> _Problem details_: Copy all the material below, exactly as it stands.
══════════
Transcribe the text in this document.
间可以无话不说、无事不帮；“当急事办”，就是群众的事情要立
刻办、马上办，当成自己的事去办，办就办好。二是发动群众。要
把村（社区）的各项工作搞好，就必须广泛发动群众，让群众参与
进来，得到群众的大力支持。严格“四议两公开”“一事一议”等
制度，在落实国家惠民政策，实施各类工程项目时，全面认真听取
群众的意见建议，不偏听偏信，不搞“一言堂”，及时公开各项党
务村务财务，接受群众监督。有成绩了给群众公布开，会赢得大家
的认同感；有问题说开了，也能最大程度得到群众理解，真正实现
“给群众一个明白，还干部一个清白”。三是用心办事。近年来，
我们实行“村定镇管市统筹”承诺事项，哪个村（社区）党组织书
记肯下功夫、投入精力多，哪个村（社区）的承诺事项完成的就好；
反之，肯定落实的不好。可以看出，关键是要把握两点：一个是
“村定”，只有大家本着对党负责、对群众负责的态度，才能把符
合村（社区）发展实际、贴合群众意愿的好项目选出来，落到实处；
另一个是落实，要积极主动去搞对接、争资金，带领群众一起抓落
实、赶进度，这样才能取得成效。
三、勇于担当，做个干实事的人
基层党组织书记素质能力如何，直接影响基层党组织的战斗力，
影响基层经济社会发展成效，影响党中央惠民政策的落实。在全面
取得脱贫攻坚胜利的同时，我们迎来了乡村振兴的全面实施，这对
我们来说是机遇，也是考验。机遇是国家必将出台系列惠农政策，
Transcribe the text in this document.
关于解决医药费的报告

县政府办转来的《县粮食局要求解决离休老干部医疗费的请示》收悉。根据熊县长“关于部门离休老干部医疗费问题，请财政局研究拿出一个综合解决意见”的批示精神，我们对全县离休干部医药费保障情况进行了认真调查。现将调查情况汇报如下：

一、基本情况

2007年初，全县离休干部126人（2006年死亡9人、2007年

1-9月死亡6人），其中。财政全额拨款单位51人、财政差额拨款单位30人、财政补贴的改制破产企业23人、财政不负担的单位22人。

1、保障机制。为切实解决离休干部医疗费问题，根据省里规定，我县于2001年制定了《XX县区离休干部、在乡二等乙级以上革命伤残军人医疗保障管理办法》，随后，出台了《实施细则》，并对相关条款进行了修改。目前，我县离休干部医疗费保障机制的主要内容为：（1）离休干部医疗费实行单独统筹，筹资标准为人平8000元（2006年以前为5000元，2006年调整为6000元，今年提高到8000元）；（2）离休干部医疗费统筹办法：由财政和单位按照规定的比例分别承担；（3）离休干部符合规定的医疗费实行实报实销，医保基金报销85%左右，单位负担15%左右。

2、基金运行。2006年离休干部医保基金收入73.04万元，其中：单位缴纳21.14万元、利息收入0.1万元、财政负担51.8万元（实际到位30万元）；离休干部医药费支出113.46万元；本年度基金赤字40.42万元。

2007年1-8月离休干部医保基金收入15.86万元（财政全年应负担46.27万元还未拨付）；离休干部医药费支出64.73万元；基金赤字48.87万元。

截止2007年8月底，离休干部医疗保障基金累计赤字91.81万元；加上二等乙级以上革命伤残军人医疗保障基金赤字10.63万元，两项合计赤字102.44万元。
══════════
> _Written response_:
Transcribe the text in this document.
间可以无话不说、无事不帮；“当急事办”，就是群众的事情要立
刻办、马上办，当成自己的事去办，办就办好。二是发动群众。要
把村（社区）的各项工作搞好，就必须广泛发动群众，让群众参与
进来，得到群众的大力支持。严格“四议两公开”“一事一议”等
制度，在落实国家惠民政策，实施各类工程项目时，全面认真听取
群众的意见建议，不偏听偏信，不搞“一言堂”，及时公开各项党
务村务财务，接受群众监督。有成绩了给群众公布开，会赢得大家
的认同感；有问题说开了，也能最大程度得到群众理解，真正实现
“给群众一个明白，还干部一个清白”。三是用心办事。近年来，
我们实行“村定镇管市统筹”承诺事项，哪个村（社区）党组织书
记肯下功夫、投入精力多，哪个村（社区）的承诺事项完成的就好；
反之，肯定落实的不好。可以看出，关键是要把握两点：一个是
“村定”，只有大家本着对党负责、对群众负责的态度，才能把符
合村（社区）发展实际、贴合群众意愿的好项目选出来，落到实处；
另一个是落实，要积极主动去搞对接、争资金，带领群众一起抓落
实、赶进度，这样才能取得成效。
三、勇于担当，做个干实事的人
基层党组织书记素质能力如何，直接影响基层党组织的战斗力，
影响基层经济社会发展成效，影响党中央惠民政策的落实。在全面
取得脱贫攻坚胜利的同时，我们迎来了乡村振兴的全面实施，这对
我们来说是机遇，也是考验。机遇是国家必将出台系列惠农政策，
Transcribe the text in this document.
关于解决医药费的报告

县政府办转来的《县粮食局要求解决离休老干部医疗费的请示》收悉。根据熊县长“关于部门离休老干部医疗费问题，请财政局研究拿出一个综合解决意见”的批示精神，我们对全县离休干部医药费保障情况进行了认真调查。现将调查情况汇报如下：

一、基本情况

2007年初，全县离休干部126人（2006年死亡9人、2007年

1-9月死亡6人），其中。财政全额拨款单位51人、财政差额拨款单位30人、财政补贴的改制破产企业23人、财政不负担的单位22人。

1、保障机制。为切实解决离休干部医疗费问题，根据省里规定，我县于2001年制定了《XX县区离休干部、在乡二等乙级以上革命伤残军人医疗保障管理办法》，随后，出台了《实施细则》，并对相关条款进行了修改。目前，我县离休干部医疗费保障机制的主要内容为：（1）离休干部医疗费实行单独统筹，筹资标准为人平8000元（2006年以前为5000元，2006年调整为6000元，今年提高到8000元）；（2）离休干部医疗费统筹办法：由财政和单位按照规定的比例分别承担；（3）离休干部符合规定的医疗费实行实报实销，医保基金报销85%左右，单位负担15%左右。

2、基金运行。2006年离休干部医保基金收入73.04万元，其中：单位缴纳21.14万元、利息收入0.1万元、财政负担51.8万元（实际到位30万元）；离休干部医药费支出113.46万元；本年度基金赤字40.42万元。

2007年1-8月离休干部医保基金收入15.86万元（财政全年应负担46.27万元还未拨付）；离休干部医药费支出64.73万元；基金赤字48.87万元。

截止2007年8月底，离休干部医疗保障基金累计赤字91.81万元；加上二等乙级以上革命伤残军人医疗保障基金赤字10.63万元，两项合计赤字102.44万元。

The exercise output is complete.